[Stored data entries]
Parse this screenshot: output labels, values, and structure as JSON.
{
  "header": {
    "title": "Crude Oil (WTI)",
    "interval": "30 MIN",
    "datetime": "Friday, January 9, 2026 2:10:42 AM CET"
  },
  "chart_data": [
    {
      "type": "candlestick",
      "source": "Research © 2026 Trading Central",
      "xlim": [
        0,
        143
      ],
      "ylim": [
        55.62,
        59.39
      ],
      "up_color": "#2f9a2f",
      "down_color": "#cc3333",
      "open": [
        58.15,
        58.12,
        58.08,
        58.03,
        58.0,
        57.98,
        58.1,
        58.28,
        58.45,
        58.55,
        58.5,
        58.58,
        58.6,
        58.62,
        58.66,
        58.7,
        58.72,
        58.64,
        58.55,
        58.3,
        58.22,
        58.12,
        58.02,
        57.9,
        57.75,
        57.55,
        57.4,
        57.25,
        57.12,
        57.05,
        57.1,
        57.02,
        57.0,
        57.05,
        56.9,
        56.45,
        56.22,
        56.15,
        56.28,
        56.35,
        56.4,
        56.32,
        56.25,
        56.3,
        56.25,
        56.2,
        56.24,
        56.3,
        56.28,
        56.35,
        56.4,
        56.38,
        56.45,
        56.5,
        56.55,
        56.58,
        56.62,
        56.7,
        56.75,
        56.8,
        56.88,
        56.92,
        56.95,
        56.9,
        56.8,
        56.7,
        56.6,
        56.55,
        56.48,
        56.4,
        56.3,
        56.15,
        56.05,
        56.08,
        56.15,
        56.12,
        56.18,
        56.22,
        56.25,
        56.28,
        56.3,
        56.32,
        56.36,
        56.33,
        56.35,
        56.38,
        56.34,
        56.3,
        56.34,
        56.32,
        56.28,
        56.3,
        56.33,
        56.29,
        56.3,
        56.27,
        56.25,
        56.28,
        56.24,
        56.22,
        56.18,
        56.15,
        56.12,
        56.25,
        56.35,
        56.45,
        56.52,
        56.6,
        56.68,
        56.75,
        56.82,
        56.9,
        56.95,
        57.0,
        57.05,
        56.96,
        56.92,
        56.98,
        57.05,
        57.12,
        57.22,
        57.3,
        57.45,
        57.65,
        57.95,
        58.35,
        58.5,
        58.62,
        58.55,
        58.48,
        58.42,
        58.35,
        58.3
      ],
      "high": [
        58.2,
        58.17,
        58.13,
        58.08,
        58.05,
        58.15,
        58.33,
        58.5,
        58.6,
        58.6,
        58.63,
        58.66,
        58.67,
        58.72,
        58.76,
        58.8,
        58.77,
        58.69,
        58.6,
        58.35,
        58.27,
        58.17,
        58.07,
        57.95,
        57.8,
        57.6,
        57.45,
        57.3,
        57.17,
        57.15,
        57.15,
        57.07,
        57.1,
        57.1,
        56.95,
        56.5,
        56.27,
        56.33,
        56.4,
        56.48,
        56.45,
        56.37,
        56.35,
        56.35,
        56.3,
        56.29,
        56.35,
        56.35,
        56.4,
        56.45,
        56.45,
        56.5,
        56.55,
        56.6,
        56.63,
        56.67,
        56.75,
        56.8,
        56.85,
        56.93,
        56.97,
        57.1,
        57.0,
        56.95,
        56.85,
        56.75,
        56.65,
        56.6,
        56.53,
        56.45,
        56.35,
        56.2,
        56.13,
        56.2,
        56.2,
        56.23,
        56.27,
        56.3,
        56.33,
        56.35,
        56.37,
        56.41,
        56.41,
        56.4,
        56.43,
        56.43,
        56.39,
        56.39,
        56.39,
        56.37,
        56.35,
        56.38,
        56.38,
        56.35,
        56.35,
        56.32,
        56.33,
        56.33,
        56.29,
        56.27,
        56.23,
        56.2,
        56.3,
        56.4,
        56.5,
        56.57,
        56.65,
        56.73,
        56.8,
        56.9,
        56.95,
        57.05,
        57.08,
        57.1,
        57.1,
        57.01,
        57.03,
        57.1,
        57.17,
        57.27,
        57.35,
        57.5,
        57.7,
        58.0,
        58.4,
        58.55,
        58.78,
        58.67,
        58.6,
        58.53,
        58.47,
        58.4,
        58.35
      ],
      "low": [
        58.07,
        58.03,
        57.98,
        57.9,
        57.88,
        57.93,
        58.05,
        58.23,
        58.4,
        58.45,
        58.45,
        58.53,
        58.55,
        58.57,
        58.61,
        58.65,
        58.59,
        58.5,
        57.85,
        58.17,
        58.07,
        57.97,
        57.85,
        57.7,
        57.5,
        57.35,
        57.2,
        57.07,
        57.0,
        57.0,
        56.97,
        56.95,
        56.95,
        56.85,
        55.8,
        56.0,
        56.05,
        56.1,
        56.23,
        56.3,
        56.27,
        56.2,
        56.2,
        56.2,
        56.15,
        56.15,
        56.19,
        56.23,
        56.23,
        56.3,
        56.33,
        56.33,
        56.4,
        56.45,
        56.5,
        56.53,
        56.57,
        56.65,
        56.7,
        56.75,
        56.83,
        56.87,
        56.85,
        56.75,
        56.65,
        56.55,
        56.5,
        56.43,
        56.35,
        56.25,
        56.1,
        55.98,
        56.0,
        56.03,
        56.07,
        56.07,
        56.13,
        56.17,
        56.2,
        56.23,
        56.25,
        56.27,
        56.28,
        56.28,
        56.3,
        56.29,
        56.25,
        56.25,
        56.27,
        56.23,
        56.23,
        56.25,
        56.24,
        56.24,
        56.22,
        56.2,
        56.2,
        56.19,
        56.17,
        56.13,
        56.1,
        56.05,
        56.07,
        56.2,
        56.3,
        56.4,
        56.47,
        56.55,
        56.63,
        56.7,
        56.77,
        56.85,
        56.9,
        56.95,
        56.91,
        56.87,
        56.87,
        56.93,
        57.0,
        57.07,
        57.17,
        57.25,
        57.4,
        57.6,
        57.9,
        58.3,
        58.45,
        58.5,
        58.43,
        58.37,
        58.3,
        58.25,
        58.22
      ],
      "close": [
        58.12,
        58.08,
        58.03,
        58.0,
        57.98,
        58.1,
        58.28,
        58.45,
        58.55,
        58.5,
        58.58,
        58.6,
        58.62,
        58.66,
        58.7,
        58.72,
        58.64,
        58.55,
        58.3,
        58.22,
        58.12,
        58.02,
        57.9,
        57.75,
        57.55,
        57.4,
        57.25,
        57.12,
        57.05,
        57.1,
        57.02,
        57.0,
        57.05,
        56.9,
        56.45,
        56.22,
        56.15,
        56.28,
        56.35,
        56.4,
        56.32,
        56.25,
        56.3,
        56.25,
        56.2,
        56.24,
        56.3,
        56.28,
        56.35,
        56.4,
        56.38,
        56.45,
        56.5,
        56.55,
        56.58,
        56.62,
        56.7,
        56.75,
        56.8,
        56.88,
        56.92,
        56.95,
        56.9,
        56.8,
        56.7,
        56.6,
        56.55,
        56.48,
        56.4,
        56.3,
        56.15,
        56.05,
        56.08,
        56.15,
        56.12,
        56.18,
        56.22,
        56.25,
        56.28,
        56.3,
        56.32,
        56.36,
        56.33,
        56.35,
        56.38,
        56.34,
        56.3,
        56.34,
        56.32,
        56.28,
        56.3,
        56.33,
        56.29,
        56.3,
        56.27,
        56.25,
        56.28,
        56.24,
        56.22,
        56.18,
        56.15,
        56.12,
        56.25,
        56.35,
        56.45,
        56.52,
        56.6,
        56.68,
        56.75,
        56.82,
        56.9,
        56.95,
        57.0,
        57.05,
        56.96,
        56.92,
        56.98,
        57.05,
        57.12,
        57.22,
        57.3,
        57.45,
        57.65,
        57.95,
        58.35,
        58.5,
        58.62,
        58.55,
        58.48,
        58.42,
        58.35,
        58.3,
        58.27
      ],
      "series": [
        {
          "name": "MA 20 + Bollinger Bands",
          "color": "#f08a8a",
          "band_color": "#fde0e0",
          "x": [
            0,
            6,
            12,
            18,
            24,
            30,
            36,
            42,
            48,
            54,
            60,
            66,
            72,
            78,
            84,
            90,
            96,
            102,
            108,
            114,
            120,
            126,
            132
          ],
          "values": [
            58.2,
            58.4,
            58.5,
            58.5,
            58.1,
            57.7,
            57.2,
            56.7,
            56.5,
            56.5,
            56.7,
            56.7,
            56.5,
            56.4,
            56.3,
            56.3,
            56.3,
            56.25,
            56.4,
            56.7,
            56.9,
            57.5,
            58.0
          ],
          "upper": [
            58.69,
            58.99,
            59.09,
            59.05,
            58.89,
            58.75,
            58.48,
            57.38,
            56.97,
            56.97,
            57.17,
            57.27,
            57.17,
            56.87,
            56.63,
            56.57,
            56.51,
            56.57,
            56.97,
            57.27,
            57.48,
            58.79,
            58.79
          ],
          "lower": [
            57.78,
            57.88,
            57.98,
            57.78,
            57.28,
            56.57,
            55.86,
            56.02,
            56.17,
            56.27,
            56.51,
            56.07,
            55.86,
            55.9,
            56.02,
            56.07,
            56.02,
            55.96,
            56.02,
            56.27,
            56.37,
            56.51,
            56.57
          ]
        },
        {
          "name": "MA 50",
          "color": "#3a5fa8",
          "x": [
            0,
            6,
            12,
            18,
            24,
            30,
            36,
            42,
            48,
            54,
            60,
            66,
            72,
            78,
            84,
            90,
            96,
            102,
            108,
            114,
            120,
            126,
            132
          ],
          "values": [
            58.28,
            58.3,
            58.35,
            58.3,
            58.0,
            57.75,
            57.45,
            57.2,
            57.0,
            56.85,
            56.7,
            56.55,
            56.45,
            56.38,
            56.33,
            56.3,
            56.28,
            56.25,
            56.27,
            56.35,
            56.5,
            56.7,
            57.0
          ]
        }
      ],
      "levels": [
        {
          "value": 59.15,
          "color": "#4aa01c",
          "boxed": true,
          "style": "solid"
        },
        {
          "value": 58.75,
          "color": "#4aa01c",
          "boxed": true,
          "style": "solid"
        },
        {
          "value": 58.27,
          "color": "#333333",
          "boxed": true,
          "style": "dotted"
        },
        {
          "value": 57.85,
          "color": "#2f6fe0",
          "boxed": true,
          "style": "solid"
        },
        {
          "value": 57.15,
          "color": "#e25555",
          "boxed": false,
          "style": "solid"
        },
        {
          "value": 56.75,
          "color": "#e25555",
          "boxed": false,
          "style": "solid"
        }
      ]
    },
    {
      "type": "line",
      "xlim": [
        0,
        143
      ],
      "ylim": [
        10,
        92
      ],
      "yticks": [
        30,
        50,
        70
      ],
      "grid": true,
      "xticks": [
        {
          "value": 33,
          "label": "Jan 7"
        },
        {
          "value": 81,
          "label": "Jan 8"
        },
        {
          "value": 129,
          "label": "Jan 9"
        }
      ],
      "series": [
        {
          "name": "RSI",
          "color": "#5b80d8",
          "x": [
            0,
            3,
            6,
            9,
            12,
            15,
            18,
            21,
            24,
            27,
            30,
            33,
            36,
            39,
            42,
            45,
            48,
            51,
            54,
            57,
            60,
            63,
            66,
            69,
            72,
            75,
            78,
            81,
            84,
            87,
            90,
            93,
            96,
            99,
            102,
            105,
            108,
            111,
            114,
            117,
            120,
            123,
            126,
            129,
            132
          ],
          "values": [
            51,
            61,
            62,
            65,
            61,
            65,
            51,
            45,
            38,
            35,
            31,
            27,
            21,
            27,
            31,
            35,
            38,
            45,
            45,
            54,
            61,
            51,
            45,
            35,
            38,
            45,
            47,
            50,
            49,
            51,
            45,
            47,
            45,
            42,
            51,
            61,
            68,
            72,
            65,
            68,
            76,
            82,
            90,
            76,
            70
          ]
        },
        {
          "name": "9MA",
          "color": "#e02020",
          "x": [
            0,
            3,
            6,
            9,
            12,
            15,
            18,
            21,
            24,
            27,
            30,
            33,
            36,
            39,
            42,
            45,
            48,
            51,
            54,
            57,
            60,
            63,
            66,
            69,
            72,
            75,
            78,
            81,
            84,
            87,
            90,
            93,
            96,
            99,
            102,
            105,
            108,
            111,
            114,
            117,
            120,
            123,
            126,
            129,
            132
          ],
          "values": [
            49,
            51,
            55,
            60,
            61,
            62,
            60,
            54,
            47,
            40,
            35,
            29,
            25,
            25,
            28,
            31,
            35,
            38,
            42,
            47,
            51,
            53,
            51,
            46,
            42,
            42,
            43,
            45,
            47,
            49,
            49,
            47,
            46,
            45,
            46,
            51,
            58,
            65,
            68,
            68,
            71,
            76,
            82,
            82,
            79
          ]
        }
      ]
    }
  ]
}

* * *

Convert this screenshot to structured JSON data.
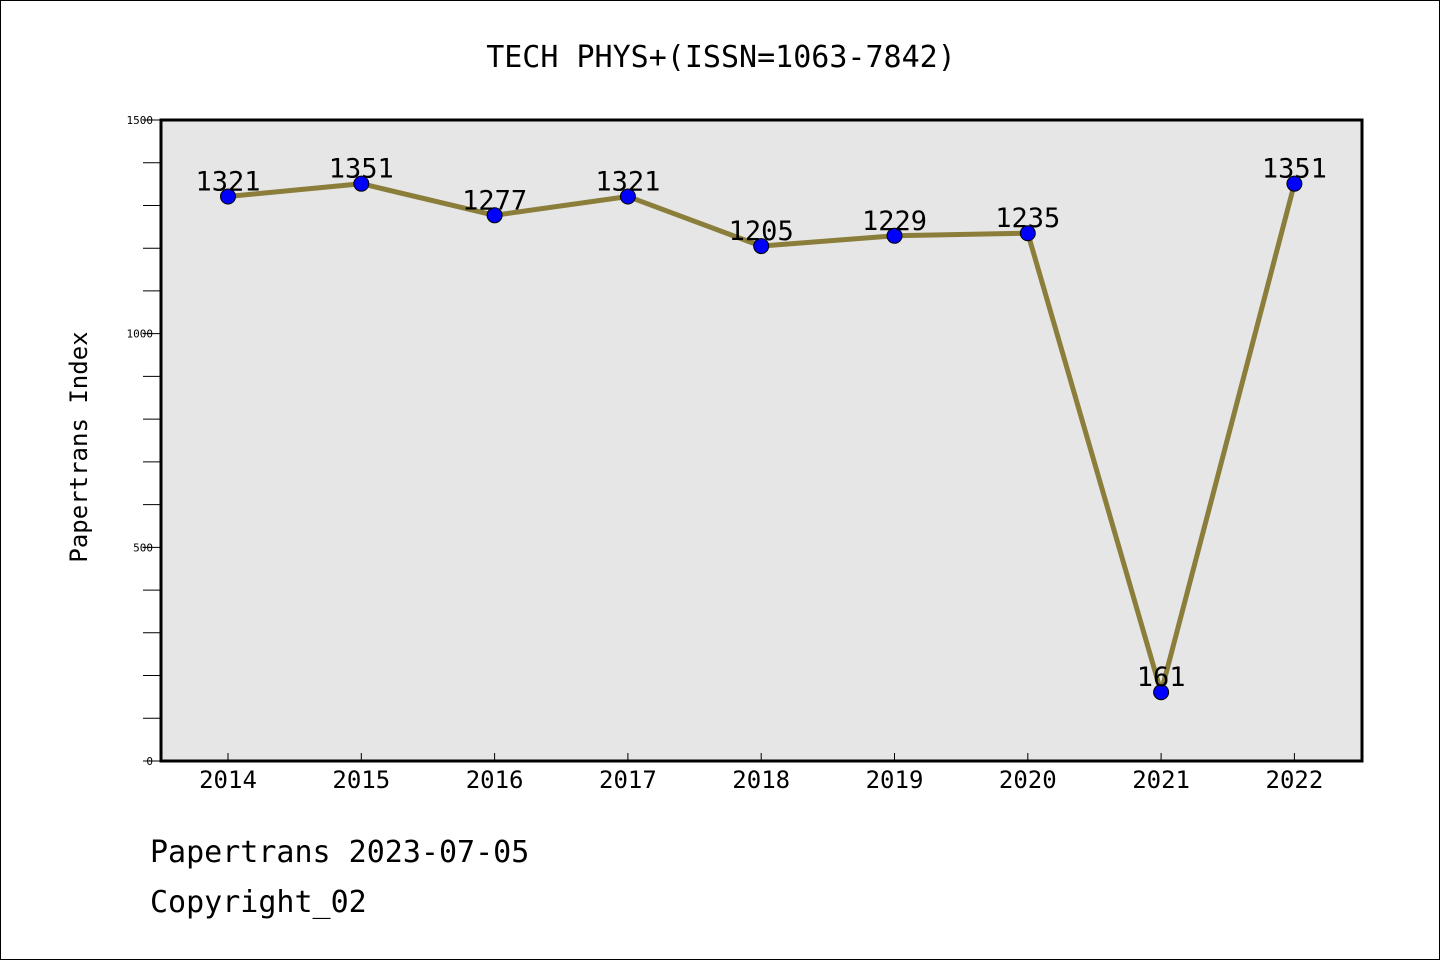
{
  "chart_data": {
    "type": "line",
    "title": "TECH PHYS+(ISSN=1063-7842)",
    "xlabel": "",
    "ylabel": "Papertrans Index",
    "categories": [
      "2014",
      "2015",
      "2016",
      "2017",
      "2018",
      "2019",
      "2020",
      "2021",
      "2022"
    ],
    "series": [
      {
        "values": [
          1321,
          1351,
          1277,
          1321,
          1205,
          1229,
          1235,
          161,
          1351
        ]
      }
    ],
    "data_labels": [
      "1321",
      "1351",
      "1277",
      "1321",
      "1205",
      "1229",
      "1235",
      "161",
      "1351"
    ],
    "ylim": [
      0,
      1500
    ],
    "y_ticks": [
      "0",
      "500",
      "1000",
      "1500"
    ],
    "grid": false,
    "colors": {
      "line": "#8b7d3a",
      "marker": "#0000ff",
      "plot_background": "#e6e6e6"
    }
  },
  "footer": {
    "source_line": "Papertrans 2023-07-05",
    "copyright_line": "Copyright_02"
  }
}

PROMPT: Find the lines holding "type" and list every one.

RESULT BELOW:
      "type": "candlestick",
      "type": "line",
    "type": "line",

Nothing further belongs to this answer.